(Extracted data entries)
************
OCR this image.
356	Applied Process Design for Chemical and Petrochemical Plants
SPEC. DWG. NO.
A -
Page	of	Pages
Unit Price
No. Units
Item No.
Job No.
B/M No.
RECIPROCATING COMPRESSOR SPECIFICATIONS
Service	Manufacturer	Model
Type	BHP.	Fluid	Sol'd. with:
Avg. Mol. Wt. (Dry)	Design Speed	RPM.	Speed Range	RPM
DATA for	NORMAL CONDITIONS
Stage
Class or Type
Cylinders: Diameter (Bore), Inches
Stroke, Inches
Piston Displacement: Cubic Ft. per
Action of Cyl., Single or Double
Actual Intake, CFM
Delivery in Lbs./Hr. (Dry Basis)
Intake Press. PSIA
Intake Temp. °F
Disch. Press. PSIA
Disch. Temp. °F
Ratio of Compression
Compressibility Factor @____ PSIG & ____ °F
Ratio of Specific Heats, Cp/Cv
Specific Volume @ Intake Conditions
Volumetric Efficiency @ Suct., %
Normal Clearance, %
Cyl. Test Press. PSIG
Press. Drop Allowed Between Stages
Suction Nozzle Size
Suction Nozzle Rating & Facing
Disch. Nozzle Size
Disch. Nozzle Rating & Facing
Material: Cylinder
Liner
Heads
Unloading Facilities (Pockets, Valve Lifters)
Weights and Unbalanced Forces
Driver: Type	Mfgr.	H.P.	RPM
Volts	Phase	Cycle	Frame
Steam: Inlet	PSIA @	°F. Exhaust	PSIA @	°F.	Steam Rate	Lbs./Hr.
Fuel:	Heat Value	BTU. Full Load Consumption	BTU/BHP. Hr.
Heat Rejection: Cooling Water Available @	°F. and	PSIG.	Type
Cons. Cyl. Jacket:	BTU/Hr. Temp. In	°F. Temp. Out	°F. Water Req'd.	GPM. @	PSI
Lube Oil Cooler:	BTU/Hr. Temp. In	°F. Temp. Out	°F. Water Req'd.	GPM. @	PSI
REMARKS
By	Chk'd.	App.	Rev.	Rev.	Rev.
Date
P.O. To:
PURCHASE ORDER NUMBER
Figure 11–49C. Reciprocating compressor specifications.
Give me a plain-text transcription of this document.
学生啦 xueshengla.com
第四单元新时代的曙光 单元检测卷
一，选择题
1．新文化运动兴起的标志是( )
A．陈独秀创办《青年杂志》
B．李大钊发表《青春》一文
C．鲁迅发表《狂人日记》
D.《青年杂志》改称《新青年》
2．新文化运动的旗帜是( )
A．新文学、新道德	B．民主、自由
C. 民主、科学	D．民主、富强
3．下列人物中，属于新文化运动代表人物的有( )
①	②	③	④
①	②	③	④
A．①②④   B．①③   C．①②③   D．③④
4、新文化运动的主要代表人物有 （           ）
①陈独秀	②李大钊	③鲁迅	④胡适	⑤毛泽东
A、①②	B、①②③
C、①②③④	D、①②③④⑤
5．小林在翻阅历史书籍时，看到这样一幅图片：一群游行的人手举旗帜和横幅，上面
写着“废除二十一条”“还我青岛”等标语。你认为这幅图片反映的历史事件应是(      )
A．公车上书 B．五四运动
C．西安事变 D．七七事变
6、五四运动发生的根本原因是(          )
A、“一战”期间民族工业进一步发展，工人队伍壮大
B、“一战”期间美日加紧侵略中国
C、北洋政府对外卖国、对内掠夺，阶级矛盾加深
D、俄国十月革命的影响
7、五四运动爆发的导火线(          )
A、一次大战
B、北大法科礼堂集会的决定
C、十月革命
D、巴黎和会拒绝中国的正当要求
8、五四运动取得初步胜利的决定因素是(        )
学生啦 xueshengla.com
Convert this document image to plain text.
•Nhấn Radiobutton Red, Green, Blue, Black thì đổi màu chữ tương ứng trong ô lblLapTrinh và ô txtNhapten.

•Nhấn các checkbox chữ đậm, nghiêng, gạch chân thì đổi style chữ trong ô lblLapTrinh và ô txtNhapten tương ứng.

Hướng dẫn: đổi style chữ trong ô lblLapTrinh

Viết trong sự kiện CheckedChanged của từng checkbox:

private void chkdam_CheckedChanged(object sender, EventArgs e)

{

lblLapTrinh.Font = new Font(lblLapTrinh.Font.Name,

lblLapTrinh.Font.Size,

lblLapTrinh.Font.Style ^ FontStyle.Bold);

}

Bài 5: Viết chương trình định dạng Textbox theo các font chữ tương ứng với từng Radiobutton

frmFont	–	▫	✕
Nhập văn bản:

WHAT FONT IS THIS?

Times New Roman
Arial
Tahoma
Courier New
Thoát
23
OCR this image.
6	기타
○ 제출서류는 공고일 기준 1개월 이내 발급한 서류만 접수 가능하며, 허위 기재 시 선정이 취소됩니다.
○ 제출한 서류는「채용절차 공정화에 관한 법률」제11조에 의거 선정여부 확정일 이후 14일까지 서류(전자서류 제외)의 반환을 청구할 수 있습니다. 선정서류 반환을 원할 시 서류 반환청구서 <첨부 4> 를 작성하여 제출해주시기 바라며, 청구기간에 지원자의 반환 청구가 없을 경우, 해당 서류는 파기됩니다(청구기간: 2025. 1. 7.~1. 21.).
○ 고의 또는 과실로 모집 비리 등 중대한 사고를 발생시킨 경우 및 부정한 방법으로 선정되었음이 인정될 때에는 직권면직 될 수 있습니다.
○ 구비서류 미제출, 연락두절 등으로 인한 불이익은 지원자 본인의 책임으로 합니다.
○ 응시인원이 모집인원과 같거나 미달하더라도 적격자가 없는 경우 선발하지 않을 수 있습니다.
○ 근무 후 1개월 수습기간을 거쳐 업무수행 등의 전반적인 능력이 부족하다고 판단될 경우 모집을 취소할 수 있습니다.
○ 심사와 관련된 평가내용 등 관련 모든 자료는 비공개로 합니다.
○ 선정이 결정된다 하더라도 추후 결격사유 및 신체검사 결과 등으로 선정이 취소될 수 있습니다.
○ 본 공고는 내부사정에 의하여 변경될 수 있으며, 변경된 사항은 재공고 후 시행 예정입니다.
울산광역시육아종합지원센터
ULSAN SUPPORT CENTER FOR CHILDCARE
************
▸ **YOUR GOAL**
Gather each line in the data that holds the string "từng".

▸ **ANSWER TO THE TASK**
Viết trong sự kiện CheckedChanged của từng checkbox:
Bài 5: Viết chương trình định dạng Textbox theo các font chữ tương ứng với từng Radiobutton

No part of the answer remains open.